STATED PROBLEM:
Pick out the lines containing "title".

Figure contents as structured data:
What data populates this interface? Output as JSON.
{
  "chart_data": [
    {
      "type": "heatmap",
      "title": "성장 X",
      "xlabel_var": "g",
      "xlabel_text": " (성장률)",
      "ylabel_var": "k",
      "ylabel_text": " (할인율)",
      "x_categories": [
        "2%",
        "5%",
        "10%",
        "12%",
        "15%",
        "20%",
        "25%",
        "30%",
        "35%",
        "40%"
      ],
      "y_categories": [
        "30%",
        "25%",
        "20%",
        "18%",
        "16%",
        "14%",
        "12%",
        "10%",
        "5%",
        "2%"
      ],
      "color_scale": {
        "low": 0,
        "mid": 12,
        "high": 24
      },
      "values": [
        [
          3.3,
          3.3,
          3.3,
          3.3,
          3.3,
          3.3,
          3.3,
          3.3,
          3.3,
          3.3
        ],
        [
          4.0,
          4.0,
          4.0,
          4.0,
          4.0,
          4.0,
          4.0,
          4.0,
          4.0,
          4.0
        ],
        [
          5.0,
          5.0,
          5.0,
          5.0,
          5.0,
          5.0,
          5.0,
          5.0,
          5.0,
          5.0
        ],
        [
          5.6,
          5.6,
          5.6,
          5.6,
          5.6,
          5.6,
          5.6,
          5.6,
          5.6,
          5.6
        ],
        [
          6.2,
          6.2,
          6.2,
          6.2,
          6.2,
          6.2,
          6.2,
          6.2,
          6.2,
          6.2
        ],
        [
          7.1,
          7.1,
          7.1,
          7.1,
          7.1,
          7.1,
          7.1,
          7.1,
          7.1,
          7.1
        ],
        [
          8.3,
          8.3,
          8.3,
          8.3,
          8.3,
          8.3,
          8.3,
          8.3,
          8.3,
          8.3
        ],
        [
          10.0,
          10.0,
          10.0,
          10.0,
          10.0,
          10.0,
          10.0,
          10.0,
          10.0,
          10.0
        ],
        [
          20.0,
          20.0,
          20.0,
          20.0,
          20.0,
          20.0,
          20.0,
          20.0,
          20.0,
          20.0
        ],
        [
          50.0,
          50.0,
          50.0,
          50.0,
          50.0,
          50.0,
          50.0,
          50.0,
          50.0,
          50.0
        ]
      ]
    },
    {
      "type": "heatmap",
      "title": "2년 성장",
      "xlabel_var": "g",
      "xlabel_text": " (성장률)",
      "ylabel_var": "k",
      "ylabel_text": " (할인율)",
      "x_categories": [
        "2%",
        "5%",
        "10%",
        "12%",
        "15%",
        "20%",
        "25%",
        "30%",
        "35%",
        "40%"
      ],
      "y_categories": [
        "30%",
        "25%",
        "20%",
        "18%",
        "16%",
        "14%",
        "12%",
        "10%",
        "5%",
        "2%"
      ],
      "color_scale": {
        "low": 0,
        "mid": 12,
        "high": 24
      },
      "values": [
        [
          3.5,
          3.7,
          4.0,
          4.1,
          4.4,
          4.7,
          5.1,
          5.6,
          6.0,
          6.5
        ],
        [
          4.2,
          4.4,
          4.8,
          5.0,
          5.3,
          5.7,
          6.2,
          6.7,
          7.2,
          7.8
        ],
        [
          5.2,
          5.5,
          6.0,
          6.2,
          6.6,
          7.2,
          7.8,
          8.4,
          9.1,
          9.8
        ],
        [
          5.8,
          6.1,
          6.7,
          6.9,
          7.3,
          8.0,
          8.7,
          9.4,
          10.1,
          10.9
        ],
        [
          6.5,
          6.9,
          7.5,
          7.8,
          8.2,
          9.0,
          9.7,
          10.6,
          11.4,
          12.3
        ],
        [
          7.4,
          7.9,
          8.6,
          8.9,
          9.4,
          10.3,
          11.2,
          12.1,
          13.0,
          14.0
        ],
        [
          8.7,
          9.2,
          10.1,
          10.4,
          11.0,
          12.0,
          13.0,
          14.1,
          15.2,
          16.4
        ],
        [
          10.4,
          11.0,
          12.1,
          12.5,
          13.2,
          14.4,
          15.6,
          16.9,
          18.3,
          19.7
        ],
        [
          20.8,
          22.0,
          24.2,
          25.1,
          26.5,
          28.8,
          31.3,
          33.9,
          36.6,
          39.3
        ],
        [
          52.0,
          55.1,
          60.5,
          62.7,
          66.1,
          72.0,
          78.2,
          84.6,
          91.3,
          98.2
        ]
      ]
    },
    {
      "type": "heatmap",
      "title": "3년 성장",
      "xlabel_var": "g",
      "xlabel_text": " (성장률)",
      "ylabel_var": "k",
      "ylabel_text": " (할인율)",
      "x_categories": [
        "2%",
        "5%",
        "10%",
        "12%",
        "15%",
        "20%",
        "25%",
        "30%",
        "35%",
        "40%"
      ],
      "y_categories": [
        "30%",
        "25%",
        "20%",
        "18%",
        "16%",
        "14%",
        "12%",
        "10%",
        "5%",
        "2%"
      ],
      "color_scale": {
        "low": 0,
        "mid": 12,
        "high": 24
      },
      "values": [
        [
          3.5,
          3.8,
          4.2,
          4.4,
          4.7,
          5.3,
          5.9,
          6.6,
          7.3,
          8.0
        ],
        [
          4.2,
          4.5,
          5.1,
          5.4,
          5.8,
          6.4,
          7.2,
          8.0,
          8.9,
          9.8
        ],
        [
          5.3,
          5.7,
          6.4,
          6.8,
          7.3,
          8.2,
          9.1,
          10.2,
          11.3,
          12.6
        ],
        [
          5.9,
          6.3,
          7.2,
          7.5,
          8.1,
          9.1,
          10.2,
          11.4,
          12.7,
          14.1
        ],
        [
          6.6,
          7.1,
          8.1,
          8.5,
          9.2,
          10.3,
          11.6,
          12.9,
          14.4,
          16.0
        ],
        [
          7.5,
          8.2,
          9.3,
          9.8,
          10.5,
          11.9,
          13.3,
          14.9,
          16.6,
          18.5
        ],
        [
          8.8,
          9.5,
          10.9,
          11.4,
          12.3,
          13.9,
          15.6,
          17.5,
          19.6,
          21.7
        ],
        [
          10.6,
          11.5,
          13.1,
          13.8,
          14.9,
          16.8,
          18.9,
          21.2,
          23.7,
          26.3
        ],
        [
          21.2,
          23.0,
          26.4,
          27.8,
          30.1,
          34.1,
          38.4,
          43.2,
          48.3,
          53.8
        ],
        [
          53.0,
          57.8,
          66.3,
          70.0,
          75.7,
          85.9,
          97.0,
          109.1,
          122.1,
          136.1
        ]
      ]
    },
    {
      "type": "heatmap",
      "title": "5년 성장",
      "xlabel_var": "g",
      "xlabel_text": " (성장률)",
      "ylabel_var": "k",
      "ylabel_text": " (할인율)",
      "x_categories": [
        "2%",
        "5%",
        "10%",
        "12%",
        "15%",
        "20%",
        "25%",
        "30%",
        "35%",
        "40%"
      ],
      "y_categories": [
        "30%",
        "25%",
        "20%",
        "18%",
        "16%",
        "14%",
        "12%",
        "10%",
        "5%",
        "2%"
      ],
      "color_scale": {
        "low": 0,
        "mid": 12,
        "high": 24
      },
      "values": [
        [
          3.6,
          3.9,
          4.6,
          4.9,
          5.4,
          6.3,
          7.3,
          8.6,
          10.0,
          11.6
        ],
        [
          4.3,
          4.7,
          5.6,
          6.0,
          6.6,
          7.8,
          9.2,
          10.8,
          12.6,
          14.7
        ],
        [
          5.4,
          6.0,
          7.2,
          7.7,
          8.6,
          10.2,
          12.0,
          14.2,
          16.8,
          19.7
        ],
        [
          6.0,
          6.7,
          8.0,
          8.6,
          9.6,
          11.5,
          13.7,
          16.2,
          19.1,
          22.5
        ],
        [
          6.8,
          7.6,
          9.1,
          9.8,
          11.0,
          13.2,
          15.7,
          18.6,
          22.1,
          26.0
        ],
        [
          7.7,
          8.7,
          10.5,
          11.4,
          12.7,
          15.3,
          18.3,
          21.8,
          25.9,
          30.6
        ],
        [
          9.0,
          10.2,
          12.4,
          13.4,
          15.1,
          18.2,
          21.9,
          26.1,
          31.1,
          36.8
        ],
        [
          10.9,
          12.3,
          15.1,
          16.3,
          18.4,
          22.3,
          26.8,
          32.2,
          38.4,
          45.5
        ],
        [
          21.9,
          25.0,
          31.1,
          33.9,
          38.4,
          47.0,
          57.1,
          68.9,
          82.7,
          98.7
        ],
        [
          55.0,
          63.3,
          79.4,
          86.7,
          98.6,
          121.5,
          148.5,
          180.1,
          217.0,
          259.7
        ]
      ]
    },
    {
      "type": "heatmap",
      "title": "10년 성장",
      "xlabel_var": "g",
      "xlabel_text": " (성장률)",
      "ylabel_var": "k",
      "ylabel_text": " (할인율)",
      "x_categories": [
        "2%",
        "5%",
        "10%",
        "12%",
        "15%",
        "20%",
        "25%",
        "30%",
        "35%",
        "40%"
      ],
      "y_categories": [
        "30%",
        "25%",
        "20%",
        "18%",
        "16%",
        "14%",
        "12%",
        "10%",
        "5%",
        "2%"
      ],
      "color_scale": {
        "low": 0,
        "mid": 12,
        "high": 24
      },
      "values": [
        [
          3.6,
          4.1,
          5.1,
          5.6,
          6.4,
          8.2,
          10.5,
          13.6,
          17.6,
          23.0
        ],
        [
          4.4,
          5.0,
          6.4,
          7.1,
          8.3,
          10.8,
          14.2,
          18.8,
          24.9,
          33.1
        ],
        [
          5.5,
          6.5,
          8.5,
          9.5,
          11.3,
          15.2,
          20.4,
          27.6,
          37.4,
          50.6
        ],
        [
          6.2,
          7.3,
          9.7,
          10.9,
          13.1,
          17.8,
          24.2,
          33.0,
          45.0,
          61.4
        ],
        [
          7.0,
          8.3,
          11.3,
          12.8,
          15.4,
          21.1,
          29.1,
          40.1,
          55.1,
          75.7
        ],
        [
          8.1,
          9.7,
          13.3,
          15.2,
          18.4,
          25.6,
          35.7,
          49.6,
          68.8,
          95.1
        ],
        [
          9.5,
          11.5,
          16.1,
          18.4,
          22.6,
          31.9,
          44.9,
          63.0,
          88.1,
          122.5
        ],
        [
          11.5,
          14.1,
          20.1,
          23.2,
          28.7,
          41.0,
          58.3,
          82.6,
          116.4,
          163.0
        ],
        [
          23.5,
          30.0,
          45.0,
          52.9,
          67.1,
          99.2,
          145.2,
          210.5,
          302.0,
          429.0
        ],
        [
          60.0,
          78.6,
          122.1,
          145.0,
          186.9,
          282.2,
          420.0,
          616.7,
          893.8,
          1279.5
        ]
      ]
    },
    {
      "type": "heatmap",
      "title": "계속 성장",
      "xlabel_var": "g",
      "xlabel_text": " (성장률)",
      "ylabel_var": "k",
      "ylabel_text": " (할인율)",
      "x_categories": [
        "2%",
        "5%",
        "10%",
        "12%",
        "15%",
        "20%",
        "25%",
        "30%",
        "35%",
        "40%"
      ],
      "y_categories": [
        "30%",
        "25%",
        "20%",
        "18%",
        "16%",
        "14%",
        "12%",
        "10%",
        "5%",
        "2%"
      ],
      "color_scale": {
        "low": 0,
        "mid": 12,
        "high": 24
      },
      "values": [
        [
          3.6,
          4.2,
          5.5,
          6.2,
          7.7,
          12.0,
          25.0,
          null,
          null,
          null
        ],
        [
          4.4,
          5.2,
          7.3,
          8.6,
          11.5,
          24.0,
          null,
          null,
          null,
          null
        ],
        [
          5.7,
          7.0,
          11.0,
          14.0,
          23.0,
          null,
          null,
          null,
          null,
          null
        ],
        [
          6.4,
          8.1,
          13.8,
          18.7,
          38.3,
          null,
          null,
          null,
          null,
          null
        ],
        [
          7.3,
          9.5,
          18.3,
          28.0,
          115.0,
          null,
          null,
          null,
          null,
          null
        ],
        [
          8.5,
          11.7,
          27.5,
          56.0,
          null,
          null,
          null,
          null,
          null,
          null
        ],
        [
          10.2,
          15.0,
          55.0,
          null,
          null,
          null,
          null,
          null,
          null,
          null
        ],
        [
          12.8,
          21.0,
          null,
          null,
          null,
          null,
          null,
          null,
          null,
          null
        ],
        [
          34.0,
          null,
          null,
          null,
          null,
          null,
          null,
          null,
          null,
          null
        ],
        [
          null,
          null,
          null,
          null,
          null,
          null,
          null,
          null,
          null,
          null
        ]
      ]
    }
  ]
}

CORRECT OUTPUT:
      "title": "성장 X",
      "title": "2년 성장",
      "title": "3년 성장",
      "title": "5년 성장",
      "title": "10년 성장",
      "title": "계속 성장",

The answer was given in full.